AIM OF THE TASK => Gather all lines with the word "pendency" in them.

DATA SHOWN =>
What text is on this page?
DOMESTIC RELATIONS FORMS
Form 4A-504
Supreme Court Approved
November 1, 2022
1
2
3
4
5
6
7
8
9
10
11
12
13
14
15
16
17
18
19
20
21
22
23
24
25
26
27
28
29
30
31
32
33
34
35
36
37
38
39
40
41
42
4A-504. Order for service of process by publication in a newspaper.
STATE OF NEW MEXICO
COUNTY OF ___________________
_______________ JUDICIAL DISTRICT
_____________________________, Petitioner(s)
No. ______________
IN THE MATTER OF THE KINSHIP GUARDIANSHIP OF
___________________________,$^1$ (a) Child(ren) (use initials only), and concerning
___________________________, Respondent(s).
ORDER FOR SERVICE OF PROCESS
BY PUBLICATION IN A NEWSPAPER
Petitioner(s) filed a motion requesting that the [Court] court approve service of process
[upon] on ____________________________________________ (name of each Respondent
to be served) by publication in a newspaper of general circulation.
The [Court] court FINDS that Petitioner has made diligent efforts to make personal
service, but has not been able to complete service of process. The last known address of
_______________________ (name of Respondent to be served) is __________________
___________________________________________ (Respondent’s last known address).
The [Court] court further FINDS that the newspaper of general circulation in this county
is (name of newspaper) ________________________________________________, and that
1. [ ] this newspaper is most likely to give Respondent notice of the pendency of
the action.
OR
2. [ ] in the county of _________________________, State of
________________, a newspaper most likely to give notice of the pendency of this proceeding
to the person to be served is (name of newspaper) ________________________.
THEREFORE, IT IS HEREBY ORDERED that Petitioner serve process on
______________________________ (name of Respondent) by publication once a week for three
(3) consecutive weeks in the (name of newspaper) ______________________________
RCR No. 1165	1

...

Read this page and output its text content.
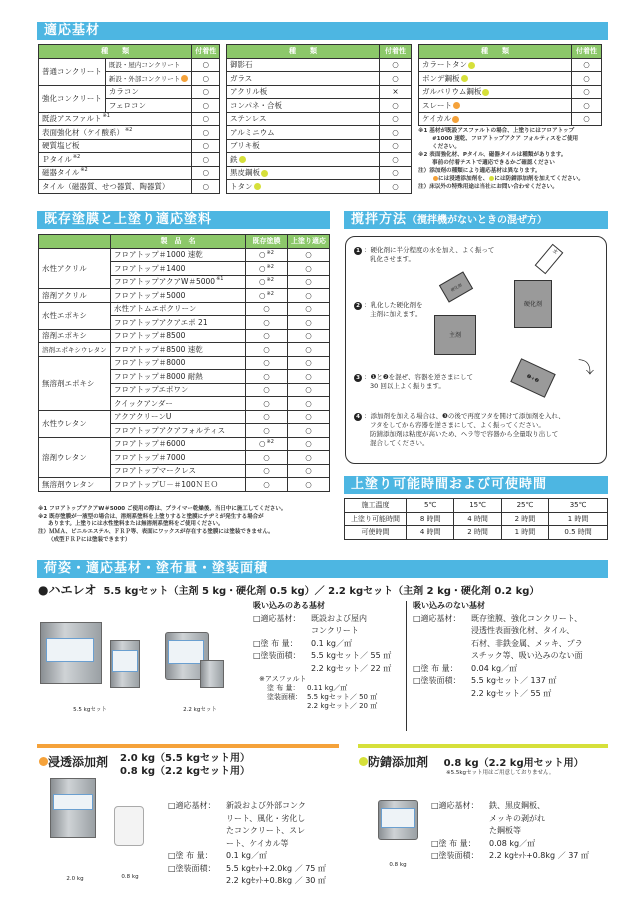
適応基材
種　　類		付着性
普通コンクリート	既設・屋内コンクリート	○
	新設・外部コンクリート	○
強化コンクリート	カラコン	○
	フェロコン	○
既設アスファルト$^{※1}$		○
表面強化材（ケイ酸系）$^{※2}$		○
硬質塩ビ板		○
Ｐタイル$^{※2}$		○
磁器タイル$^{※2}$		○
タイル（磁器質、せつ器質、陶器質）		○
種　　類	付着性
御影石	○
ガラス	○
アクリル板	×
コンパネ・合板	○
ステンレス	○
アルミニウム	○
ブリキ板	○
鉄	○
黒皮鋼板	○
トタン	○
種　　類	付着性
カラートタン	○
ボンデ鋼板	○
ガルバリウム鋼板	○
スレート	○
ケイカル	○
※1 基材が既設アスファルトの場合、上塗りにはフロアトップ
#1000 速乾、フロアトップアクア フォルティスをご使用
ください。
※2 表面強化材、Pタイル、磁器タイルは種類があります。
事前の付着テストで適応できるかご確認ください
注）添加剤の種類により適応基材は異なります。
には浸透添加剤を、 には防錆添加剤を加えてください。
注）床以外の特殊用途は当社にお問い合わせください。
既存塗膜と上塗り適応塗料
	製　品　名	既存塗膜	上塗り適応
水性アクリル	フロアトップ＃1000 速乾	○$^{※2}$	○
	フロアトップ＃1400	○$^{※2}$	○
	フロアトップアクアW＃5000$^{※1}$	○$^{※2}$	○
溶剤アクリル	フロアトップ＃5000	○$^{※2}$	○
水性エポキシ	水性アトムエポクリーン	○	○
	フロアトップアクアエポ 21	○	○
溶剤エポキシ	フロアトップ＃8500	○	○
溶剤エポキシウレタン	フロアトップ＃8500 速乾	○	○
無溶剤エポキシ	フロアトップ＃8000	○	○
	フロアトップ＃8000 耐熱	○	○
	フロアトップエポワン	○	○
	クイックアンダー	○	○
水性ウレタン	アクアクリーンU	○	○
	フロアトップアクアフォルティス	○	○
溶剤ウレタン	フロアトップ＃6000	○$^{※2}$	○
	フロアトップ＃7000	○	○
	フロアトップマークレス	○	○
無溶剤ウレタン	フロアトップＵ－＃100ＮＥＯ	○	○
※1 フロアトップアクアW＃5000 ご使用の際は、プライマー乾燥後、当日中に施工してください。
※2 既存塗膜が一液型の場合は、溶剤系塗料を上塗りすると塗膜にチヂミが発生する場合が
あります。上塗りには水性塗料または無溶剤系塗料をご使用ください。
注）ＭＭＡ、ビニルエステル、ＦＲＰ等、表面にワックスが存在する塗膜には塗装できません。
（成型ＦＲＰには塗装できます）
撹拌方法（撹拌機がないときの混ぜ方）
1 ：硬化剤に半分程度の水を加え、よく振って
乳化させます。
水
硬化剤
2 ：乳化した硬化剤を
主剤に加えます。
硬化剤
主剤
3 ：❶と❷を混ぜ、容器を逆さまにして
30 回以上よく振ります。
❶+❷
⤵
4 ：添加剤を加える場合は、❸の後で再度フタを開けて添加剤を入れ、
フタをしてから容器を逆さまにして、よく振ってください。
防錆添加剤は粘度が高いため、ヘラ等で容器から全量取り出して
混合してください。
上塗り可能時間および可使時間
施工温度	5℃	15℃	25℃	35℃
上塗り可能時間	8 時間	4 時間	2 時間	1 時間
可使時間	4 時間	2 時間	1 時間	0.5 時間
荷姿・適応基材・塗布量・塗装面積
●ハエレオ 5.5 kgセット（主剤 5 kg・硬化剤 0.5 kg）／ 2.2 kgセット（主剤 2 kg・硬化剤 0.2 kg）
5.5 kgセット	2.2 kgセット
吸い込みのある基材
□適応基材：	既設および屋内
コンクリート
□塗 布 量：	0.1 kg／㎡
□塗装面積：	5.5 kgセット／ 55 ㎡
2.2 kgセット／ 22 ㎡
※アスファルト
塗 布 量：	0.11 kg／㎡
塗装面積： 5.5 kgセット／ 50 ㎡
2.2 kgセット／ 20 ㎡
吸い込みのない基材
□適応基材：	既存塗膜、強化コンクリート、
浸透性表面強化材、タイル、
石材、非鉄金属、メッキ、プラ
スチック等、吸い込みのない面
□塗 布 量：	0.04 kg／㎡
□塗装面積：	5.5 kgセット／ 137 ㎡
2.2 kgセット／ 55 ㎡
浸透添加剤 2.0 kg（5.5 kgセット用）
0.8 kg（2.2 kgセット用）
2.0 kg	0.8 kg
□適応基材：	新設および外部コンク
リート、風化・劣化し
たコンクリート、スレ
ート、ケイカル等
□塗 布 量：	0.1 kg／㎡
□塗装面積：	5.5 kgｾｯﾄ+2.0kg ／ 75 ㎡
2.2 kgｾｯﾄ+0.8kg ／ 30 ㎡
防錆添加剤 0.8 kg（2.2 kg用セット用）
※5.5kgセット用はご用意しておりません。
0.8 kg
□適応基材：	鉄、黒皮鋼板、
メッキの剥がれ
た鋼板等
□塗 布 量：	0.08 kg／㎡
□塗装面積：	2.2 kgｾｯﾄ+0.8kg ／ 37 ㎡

RESULT OF THIS EXERCISE =>
1. [ ] this newspaper is most likely to give Respondent notice of the pendency of
________________, a newspaper most likely to give notice of the pendency of this proceeding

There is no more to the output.